-- START STORED RECORDS --

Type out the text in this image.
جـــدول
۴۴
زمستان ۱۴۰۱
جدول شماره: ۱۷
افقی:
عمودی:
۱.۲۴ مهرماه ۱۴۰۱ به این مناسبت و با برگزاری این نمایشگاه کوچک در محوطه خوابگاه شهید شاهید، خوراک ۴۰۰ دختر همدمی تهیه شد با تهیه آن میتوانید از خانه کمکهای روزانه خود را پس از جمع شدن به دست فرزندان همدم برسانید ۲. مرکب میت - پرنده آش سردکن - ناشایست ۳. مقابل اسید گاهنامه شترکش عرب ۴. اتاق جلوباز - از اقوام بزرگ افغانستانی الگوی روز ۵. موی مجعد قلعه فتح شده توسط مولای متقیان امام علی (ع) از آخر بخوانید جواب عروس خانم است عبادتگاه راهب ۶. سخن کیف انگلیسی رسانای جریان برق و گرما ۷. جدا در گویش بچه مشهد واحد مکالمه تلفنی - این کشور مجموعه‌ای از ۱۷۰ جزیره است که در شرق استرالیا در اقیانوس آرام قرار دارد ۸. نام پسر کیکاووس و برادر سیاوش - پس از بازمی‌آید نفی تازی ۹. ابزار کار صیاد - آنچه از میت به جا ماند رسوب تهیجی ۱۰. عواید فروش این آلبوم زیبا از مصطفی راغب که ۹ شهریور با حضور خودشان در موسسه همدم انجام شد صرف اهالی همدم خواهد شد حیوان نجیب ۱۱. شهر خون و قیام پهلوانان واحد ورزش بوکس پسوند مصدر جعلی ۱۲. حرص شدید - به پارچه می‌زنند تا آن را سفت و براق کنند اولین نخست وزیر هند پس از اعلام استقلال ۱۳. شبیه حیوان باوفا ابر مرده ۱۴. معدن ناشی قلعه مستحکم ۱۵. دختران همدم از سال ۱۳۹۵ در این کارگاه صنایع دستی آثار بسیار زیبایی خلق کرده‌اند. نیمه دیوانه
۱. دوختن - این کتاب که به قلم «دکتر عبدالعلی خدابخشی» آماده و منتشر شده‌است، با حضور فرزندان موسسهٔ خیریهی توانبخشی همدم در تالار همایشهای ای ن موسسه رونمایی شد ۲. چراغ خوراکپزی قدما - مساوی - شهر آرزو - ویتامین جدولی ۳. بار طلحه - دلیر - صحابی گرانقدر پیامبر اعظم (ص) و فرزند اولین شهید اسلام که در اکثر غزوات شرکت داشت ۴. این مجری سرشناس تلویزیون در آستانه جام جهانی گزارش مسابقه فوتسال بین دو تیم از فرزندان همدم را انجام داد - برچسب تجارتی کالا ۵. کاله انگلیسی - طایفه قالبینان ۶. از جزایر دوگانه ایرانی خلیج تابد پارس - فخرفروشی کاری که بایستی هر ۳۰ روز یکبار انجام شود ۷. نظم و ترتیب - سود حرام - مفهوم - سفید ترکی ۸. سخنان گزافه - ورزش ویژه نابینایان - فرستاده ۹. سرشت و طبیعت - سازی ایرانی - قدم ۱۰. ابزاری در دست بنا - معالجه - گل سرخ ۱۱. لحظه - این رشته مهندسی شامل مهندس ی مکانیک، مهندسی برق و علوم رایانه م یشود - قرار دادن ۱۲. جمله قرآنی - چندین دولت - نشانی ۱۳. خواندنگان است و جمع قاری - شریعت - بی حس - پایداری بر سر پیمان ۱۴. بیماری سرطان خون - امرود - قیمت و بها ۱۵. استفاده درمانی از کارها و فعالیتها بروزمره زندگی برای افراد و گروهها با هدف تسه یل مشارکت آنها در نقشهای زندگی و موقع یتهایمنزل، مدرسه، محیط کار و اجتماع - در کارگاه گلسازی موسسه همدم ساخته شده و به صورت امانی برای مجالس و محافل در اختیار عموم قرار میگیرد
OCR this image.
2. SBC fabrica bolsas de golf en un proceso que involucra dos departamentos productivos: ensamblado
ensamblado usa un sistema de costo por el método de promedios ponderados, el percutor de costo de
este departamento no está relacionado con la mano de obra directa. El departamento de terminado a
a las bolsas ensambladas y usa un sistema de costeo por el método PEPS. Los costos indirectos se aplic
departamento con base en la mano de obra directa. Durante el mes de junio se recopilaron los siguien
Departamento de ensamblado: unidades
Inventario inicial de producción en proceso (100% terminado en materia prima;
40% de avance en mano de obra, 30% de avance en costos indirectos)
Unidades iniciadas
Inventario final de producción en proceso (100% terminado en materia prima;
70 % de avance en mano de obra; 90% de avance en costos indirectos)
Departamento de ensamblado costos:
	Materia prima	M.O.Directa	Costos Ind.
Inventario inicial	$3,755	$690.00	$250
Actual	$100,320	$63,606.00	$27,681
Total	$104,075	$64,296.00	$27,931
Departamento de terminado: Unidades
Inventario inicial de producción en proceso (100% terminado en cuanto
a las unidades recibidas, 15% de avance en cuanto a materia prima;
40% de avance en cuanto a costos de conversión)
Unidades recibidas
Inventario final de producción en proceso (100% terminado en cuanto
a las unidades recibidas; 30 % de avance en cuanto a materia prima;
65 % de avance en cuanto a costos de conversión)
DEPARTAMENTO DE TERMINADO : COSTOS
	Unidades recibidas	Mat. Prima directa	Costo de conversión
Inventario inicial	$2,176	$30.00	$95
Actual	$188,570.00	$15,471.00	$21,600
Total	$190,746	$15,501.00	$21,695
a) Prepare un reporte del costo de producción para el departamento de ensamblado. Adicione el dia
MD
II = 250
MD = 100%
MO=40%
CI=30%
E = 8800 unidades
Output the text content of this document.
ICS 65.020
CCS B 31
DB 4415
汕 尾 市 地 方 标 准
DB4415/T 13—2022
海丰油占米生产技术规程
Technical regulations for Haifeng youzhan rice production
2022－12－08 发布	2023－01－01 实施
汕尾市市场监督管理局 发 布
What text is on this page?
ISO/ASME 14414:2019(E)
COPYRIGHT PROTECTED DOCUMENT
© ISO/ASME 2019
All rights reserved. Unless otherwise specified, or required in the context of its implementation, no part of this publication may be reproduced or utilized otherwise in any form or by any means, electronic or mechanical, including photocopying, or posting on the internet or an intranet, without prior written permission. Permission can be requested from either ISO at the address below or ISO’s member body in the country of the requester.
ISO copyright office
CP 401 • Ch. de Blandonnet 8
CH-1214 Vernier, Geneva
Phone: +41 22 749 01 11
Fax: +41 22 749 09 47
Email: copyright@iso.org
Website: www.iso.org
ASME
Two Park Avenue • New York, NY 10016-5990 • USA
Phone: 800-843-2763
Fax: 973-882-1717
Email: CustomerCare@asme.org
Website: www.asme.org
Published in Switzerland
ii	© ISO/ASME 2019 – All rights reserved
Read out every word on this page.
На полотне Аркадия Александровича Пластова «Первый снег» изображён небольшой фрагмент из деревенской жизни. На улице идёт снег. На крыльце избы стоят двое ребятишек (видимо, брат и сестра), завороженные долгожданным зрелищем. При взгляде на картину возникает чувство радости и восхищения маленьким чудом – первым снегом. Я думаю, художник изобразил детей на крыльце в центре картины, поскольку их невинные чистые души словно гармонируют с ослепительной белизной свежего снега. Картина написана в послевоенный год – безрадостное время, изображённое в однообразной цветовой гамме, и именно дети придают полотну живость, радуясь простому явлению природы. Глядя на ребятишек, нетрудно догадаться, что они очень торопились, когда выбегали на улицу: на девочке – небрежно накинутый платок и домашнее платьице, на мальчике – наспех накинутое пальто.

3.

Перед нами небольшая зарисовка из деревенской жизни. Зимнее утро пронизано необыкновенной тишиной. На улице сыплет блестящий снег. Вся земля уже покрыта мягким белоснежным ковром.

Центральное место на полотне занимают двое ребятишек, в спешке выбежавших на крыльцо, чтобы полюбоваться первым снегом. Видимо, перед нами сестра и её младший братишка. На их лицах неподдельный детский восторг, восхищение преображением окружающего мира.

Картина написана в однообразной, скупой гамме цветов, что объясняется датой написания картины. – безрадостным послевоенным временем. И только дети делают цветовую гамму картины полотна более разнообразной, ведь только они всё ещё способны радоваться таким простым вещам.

-- END STORED RECORDS --

## WHAT TO DO
Reproduce only the lines from the line containing "Read out every word on this page." to the last line of the material above, both of those lines included.

## FULL RESPONSE
Read out every word on this page.
На полотне Аркадия Александровича Пластова «Первый снег» изображён небольшой фрагмент из деревенской жизни. На улице идёт снег. На крыльце избы стоят двое ребятишек (видимо, брат и сестра), завороженные долгожданным зрелищем. При взгляде на картину возникает чувство радости и восхищения маленьким чудом – первым снегом. Я думаю, художник изобразил детей на крыльце в центре картины, поскольку их невинные чистые души словно гармонируют с ослепительной белизной свежего снега. Картина написана в послевоенный год – безрадостное время, изображённое в однообразной цветовой гамме, и именно дети придают полотну живость, радуясь простому явлению природы. Глядя на ребятишек, нетрудно догадаться, что они очень торопились, когда выбегали на улицу: на девочке – небрежно накинутый платок и домашнее платьице, на мальчике – наспех накинутое пальто.

3.

Перед нами небольшая зарисовка из деревенской жизни. Зимнее утро пронизано необыкновенной тишиной. На улице сыплет блестящий снег. Вся земля уже покрыта мягким белоснежным ковром.

Центральное место на полотне занимают двое ребятишек, в спешке выбежавших на крыльцо, чтобы полюбоваться первым снегом. Видимо, перед нами сестра и её младший братишка. На их лицах неподдельный детский восторг, восхищение преображением окружающего мира.

Картина написана в однообразной, скупой гамме цветов, что объясняется датой написания картины. – безрадостным послевоенным временем. И только дети делают цветовую гамму картины полотна более разнообразной, ведь только они всё ещё способны радоваться таким простым вещам.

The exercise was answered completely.